** START OF INFORMATION PROVIDED **
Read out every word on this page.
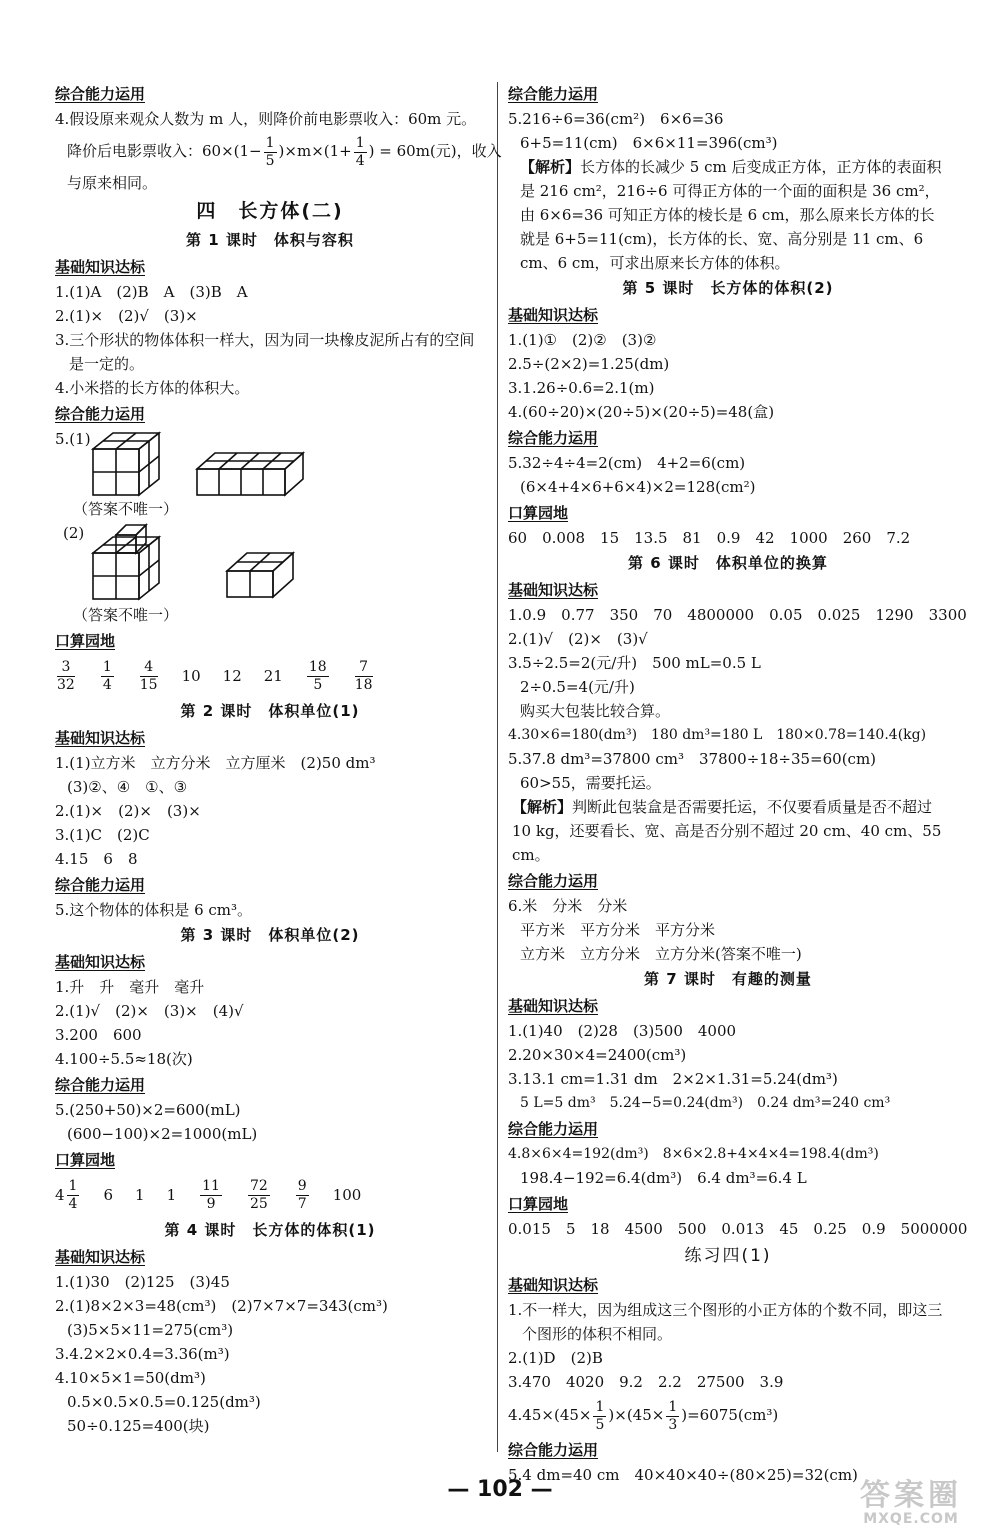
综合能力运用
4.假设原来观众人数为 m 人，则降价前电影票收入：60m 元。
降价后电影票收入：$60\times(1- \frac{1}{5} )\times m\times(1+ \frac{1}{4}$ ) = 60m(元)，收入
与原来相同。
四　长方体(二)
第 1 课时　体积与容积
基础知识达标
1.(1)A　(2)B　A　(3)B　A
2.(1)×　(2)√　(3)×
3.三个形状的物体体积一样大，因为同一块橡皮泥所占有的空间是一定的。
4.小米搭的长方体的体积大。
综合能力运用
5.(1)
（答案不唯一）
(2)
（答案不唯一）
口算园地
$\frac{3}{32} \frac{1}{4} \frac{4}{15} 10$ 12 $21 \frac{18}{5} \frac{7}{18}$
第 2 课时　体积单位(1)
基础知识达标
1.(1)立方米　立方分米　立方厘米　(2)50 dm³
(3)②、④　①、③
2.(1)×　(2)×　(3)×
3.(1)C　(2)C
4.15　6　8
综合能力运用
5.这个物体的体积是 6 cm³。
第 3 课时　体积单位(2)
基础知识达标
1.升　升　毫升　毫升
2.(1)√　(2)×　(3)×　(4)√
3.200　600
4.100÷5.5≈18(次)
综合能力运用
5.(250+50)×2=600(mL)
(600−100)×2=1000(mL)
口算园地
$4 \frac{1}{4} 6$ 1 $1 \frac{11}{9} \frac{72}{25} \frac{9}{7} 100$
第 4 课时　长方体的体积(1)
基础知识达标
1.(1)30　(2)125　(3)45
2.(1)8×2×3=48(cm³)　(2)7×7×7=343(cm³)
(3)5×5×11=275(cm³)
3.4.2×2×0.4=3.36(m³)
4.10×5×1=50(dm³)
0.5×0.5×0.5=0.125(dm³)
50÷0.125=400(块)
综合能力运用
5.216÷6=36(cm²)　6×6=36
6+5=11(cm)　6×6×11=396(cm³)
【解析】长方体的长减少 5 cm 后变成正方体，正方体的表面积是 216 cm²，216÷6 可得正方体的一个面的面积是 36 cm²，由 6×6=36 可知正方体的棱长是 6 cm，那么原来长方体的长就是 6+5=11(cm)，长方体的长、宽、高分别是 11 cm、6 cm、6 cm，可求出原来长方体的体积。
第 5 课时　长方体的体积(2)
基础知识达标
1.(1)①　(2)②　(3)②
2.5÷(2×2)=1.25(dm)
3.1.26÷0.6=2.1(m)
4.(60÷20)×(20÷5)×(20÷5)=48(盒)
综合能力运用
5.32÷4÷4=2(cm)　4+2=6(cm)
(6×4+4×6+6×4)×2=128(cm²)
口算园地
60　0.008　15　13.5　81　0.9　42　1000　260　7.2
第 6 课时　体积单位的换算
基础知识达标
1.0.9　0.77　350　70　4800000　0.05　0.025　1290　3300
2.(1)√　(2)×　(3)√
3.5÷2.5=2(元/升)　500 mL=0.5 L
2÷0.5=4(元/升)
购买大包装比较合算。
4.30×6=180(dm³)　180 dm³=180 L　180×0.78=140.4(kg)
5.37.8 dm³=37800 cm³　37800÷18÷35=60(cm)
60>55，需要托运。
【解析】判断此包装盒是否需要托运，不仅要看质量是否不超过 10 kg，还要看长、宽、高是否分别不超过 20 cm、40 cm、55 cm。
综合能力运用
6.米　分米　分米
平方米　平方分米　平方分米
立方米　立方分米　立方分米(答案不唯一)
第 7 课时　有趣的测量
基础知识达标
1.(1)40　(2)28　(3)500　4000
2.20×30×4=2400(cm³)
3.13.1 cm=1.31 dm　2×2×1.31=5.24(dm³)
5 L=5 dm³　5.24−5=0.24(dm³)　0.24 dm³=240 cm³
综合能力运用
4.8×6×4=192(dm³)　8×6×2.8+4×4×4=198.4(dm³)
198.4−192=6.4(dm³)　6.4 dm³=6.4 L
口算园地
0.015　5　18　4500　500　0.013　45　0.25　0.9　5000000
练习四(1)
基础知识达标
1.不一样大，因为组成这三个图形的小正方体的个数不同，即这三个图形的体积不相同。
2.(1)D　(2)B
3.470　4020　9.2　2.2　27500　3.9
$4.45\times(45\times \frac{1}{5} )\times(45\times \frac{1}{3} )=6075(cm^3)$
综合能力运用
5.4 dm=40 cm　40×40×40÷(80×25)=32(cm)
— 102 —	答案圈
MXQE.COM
** END OF INFORMATION PROVIDED **
** START OF INFORMATION PROVIDED **
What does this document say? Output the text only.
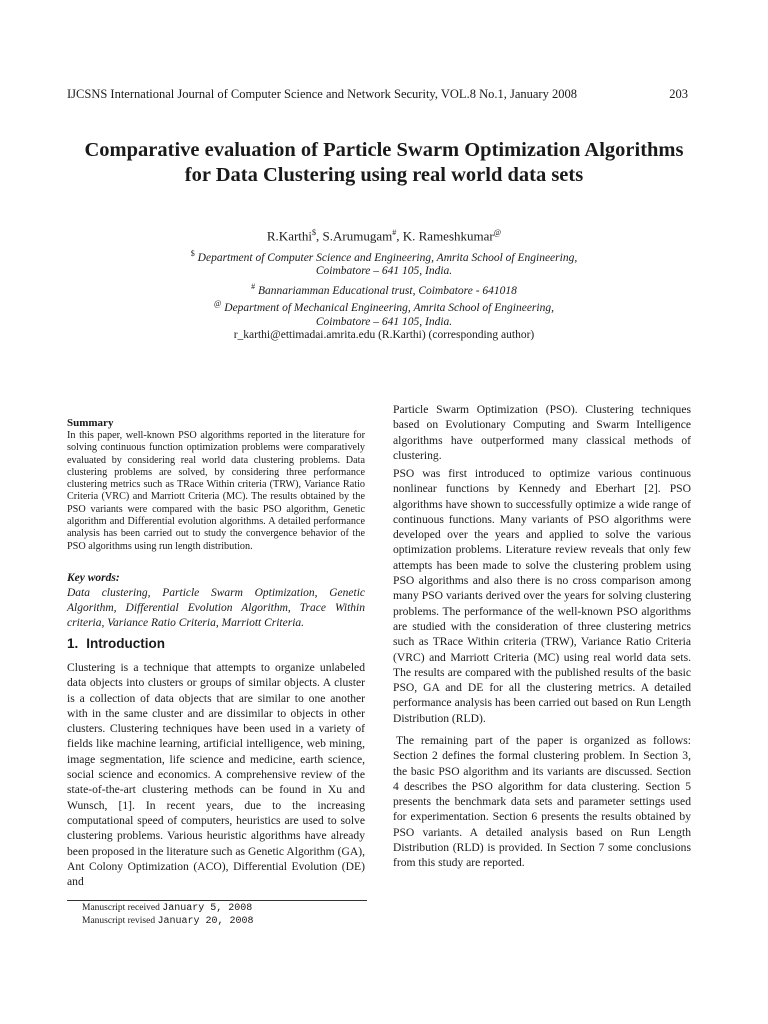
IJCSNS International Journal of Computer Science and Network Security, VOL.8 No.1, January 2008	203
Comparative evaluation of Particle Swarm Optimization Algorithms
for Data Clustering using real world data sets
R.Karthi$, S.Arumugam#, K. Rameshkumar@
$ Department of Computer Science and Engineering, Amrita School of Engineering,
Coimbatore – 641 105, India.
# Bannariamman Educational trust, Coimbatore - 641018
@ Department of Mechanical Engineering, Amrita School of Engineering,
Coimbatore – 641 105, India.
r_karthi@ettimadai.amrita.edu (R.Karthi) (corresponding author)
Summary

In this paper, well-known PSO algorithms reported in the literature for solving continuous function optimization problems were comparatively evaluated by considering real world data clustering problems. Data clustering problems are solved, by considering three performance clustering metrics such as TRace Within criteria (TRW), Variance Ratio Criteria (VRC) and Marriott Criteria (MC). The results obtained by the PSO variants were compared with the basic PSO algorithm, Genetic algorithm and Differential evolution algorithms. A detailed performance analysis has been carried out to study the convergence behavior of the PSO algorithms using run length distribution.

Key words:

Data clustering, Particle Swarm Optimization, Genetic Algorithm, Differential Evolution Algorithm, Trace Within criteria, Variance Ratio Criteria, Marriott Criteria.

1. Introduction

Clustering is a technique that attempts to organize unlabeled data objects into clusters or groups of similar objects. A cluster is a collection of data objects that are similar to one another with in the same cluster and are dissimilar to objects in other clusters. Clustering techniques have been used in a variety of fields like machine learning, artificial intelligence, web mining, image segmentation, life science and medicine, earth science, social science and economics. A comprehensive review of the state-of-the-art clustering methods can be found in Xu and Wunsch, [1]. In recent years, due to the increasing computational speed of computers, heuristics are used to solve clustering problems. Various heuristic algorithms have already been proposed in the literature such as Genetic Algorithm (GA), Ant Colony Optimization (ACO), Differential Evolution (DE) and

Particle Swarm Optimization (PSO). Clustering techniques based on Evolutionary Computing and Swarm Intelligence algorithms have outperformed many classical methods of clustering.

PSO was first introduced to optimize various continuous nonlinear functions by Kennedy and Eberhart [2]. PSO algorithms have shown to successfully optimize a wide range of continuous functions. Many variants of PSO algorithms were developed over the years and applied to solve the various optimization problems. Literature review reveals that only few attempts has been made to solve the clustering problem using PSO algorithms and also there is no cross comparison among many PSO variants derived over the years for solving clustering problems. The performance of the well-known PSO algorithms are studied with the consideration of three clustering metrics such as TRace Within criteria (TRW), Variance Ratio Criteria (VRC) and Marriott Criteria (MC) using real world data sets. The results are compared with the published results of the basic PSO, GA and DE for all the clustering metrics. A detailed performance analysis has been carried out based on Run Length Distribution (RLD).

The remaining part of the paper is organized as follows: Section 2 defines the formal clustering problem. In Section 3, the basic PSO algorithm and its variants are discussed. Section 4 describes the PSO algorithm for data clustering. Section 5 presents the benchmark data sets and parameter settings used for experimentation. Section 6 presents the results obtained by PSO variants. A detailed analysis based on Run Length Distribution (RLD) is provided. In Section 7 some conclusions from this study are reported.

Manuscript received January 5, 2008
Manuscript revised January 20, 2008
** END OF INFORMATION PROVIDED **
THE PROBLEM:
Among the entries above, how many lines hold the string "School"? Respond with nothing but the number.

THE REPLY:
2